◆ **RECORDS FOR THIS EXERCISE**:
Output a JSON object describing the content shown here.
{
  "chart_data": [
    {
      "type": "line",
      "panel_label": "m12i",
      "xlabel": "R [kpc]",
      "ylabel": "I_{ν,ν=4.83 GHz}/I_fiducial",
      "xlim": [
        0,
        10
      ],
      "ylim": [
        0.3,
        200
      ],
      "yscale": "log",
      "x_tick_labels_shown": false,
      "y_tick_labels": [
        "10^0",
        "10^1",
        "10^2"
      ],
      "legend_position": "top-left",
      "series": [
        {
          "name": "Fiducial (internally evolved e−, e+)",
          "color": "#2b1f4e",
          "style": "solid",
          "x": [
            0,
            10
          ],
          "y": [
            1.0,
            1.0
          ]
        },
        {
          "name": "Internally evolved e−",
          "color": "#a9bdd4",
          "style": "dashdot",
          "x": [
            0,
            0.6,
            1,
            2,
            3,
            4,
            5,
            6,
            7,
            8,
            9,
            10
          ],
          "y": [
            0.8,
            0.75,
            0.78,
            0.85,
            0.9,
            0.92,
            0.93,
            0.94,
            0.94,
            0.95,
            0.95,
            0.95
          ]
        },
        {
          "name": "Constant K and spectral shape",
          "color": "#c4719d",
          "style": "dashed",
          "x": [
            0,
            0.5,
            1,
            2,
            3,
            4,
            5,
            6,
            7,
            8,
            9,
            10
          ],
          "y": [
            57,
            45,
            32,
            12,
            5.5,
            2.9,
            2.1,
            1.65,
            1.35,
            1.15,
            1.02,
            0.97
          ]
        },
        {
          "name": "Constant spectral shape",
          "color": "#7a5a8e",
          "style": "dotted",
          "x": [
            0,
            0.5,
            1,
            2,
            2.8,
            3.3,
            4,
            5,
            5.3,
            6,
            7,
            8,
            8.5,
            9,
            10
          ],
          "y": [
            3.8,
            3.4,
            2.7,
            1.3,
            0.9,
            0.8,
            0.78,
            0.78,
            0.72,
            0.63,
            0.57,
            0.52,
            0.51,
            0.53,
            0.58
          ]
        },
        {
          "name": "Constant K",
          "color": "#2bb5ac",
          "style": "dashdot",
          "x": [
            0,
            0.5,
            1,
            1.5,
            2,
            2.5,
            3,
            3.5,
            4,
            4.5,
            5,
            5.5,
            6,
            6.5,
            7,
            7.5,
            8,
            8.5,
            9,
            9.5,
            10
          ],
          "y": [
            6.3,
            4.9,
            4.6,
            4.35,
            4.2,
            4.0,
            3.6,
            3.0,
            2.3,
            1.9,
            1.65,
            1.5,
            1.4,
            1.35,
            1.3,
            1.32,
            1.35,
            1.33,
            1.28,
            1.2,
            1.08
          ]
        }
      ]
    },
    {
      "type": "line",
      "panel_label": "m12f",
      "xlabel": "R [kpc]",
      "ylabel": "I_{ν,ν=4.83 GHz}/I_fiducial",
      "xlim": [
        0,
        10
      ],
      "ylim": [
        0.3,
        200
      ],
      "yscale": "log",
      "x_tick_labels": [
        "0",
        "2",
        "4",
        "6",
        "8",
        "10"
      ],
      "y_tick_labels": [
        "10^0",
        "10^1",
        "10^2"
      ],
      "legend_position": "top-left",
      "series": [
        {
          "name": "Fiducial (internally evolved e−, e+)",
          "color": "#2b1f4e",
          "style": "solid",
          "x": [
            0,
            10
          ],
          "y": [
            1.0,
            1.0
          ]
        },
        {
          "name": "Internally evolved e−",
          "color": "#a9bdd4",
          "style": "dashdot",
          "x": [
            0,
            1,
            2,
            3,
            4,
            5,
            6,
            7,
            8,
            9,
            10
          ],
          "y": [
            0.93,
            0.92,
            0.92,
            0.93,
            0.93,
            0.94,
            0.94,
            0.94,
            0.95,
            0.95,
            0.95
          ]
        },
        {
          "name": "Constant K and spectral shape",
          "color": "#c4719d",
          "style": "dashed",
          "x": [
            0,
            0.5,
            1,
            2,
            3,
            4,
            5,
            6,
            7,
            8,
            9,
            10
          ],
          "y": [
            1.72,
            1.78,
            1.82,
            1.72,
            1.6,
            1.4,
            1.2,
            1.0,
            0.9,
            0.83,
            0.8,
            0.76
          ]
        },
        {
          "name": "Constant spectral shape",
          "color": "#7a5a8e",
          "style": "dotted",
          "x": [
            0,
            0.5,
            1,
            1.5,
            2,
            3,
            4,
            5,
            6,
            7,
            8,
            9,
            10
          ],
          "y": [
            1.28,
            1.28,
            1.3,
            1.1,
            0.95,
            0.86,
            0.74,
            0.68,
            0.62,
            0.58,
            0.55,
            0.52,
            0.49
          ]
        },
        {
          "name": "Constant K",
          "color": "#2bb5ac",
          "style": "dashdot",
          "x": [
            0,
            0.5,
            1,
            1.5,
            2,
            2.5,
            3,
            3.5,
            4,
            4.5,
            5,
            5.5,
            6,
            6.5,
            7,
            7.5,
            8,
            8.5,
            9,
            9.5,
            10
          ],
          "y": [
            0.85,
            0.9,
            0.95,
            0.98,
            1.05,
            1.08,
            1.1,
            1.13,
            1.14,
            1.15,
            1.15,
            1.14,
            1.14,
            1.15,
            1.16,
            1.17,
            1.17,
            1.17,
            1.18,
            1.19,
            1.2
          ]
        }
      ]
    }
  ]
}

==

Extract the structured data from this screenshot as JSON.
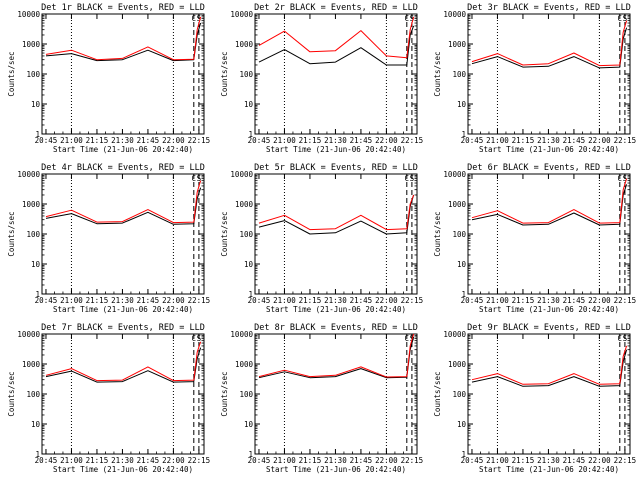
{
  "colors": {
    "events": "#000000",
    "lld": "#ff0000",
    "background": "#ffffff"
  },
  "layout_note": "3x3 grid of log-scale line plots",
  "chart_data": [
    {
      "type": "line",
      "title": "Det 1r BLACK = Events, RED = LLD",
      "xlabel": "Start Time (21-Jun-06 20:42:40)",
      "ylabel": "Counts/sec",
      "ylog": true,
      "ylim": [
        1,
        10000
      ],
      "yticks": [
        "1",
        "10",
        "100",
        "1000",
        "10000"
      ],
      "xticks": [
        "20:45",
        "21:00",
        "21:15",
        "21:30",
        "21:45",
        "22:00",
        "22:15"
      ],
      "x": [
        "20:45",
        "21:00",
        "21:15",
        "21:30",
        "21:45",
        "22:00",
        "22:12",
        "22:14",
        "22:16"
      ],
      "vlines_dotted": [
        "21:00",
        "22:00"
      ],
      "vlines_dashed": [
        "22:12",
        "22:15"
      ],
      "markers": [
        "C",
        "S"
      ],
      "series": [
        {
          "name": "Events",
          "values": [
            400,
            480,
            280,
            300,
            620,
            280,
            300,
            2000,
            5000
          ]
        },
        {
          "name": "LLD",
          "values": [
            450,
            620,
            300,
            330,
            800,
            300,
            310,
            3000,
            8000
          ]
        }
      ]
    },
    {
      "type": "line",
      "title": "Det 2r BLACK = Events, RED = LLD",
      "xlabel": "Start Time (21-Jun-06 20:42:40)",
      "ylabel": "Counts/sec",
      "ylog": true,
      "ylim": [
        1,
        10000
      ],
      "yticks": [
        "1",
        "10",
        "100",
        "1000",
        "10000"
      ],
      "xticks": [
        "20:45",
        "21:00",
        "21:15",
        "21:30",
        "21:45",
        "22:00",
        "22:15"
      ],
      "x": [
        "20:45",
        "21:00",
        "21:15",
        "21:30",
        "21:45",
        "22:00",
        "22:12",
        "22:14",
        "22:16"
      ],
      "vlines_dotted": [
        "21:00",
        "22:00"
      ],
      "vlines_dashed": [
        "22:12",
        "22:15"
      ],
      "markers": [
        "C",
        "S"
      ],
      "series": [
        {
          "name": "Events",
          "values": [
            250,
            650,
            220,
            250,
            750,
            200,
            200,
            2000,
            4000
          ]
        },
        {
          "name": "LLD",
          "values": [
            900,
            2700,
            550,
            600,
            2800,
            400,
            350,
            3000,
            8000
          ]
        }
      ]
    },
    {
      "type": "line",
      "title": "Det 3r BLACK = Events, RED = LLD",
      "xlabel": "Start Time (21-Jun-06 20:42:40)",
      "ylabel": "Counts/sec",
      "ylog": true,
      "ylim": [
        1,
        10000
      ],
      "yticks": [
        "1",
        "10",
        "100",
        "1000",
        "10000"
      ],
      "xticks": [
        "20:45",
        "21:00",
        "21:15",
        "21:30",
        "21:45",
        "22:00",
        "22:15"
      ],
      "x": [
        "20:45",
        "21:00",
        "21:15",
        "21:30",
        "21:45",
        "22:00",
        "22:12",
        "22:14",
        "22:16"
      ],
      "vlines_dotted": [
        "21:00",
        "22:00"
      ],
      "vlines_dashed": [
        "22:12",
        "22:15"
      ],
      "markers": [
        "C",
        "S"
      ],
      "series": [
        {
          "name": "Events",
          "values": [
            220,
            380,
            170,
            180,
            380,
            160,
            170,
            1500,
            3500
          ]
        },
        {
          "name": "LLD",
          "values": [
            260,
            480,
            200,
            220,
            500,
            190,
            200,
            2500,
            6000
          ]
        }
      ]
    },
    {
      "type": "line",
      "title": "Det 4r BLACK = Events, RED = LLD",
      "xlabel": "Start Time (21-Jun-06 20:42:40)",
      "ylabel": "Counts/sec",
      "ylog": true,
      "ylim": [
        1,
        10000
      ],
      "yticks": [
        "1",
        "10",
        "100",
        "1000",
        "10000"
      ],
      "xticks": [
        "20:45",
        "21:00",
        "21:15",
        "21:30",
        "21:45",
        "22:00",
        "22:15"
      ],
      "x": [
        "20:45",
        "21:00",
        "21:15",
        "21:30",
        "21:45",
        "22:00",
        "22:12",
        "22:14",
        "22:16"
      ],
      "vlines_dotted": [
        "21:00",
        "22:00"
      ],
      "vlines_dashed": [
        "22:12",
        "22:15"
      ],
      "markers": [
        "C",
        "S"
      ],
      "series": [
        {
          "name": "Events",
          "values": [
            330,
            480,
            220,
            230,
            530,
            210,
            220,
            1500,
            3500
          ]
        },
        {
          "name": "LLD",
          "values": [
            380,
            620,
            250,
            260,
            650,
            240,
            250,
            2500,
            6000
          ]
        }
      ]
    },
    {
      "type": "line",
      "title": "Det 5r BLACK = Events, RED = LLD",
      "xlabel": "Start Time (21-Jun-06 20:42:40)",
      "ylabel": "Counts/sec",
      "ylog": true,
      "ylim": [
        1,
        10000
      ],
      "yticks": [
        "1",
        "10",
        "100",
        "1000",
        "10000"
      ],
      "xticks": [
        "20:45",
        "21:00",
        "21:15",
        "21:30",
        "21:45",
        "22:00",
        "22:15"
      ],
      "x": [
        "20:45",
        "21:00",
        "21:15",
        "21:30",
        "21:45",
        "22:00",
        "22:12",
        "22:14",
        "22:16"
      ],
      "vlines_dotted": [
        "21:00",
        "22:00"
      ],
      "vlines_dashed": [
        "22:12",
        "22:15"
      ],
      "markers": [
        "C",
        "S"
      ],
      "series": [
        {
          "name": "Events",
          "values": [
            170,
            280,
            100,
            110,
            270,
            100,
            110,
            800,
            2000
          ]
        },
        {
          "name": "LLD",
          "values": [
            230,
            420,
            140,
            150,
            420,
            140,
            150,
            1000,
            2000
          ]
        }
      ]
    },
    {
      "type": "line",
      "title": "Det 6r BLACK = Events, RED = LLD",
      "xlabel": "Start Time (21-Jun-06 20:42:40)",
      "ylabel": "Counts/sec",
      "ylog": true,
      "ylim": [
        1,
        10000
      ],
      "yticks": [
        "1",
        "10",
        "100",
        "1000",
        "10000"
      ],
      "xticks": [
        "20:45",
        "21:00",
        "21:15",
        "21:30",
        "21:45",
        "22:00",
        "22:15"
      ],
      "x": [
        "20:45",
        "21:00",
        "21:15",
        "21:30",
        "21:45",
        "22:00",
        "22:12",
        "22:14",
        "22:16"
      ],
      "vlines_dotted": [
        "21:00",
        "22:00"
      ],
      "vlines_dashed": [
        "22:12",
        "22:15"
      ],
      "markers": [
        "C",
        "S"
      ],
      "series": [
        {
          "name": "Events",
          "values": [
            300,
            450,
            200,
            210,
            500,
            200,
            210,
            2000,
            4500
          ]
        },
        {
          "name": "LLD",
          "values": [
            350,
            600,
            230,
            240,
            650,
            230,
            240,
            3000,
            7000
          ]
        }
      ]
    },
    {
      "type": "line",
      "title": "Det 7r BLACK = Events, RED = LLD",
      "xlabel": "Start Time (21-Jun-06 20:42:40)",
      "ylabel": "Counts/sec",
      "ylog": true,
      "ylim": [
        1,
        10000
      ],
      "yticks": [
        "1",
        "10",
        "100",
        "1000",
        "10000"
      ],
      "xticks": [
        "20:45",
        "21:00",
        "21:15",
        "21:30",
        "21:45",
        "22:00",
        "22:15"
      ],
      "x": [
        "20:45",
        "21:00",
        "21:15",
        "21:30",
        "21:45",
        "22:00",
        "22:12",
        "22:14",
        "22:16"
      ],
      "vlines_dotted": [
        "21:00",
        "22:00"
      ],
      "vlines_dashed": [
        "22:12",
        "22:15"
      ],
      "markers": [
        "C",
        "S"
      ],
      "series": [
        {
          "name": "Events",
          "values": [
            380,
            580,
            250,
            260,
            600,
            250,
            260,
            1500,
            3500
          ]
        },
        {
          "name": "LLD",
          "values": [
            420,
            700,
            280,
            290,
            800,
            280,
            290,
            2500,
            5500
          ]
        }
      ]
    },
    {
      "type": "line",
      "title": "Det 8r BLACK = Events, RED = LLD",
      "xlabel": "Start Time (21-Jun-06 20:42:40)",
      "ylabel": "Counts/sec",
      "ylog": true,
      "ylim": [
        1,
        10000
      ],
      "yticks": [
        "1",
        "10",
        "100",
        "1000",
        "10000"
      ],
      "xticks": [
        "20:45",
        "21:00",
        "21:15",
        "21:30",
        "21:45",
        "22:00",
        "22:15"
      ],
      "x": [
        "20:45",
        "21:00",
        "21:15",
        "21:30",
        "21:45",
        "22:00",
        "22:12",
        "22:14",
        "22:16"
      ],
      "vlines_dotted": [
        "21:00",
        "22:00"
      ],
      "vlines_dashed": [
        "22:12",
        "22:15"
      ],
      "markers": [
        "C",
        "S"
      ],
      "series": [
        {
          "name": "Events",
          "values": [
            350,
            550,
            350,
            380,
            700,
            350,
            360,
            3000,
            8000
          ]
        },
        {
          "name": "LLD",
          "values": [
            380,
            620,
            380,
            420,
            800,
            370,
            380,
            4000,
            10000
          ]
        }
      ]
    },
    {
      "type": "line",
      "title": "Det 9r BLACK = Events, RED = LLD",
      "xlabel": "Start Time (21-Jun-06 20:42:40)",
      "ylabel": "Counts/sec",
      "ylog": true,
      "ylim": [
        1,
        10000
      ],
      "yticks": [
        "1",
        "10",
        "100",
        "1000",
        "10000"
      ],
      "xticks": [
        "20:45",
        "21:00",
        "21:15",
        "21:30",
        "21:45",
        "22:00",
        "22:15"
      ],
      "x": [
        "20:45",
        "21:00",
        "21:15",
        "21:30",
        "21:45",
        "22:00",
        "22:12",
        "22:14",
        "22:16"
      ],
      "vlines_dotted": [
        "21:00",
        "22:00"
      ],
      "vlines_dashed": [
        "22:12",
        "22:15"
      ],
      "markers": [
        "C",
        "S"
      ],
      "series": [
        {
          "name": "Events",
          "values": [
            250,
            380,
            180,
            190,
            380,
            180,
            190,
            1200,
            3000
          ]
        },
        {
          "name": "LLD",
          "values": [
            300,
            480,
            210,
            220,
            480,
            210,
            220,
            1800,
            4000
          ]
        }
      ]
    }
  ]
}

◆ **INSTRUCTIONS TO FOLLOW**:
Count each line of the data where the word "JSON" appears, then reply with the total only.

◆ **EXERCISE OUTPUT**:
2